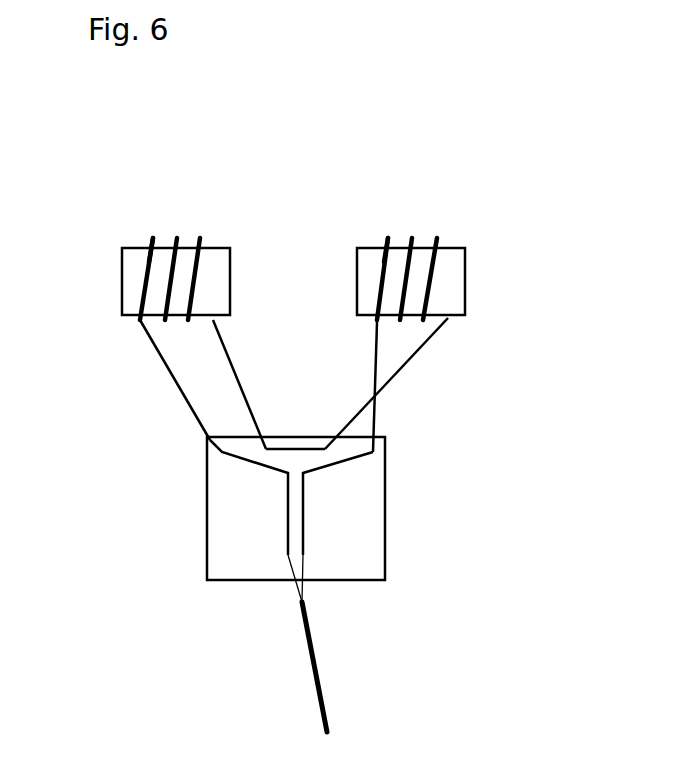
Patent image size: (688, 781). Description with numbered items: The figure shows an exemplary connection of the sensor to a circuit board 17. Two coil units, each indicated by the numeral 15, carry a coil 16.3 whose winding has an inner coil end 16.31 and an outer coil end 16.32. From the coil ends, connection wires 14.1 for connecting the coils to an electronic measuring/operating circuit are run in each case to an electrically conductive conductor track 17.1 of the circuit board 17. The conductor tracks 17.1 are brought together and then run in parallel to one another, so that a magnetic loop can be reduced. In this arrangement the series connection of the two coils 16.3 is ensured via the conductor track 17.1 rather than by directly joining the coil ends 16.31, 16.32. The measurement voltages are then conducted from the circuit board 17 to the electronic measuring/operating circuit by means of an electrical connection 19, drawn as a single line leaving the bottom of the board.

The connection wire 14.1 is at (175, 390).
The magnet device 15 is at (213, 245).
The coil 16.3 is at (167, 222).
The inner coil end 16.31 is at (133, 238).
The outer coil end 16.32 is at (220, 320).
The circuit board 17 is at (360, 567).
The conductor track 17.1 is at (327, 450).
The electrical connection 19 is at (327, 685).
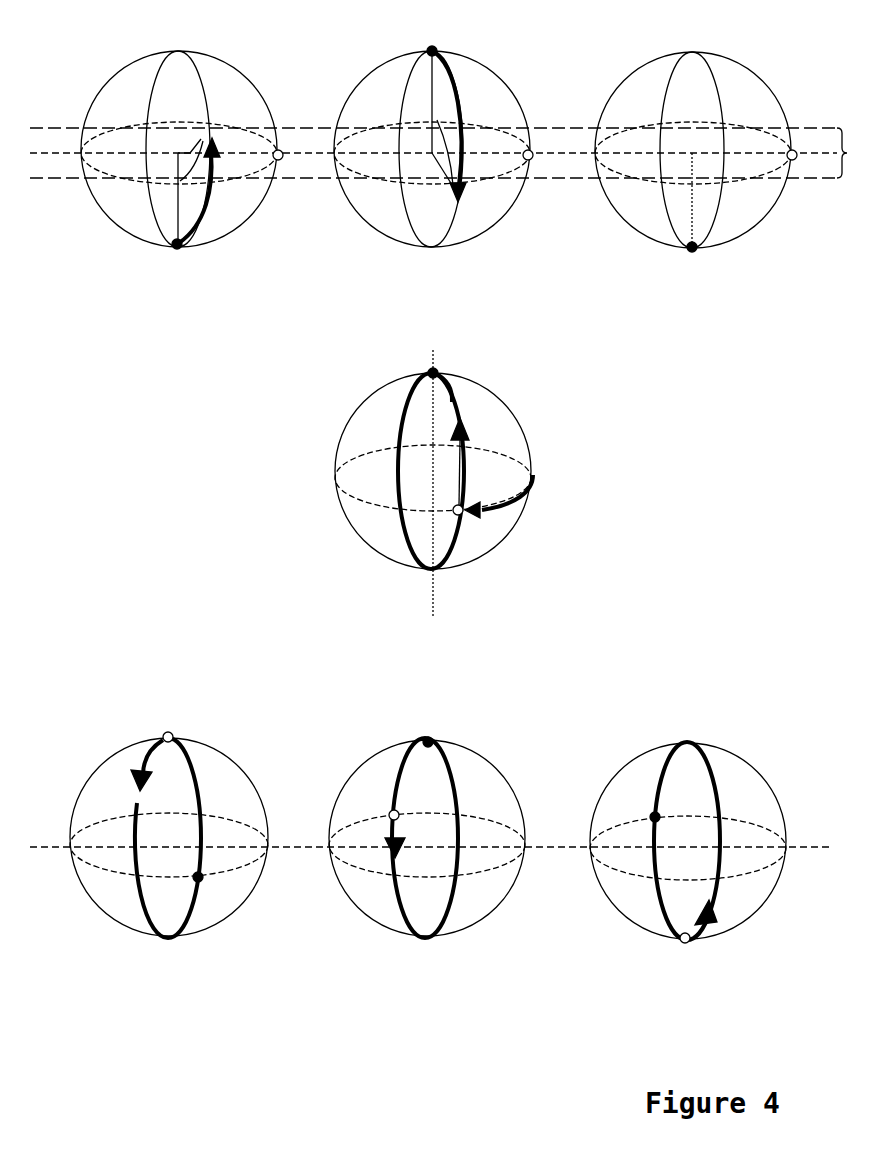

+ + + + + + +

> _Instruction_
Quote the records above word for word, leaving out the pictures.

> _Final result_
Patent image size: (688, 781). Description with numbered items: The figure shows an exemplary connection of the sensor to a circuit board 17. Two coil units, each indicated by the numeral 15, carry a coil 16.3 whose winding has an inner coil end 16.31 and an outer coil end 16.32. From the coil ends, connection wires 14.1 for connecting the coils to an electronic measuring/operating circuit are run in each case to an electrically conductive conductor track 17.1 of the circuit board 17. The conductor tracks 17.1 are brought together and then run in parallel to one another, so that a magnetic loop can be reduced. In this arrangement the series connection of the two coils 16.3 is ensured via the conductor track 17.1 rather than by directly joining the coil ends 16.31, 16.32. The measurement voltages are then conducted from the circuit board 17 to the electronic measuring/operating circuit by means of an electrical connection 19, drawn as a single line leaving the bottom of the board.

The connection wire 14.1 is at (175, 390).
The magnet device 15 is at (213, 245).
The coil 16.3 is at (167, 222).
The inner coil end 16.31 is at (133, 238).
The outer coil end 16.32 is at (220, 320).
The circuit board 17 is at (360, 567).
The conductor track 17.1 is at (327, 450).
The electrical connection 19 is at (327, 685).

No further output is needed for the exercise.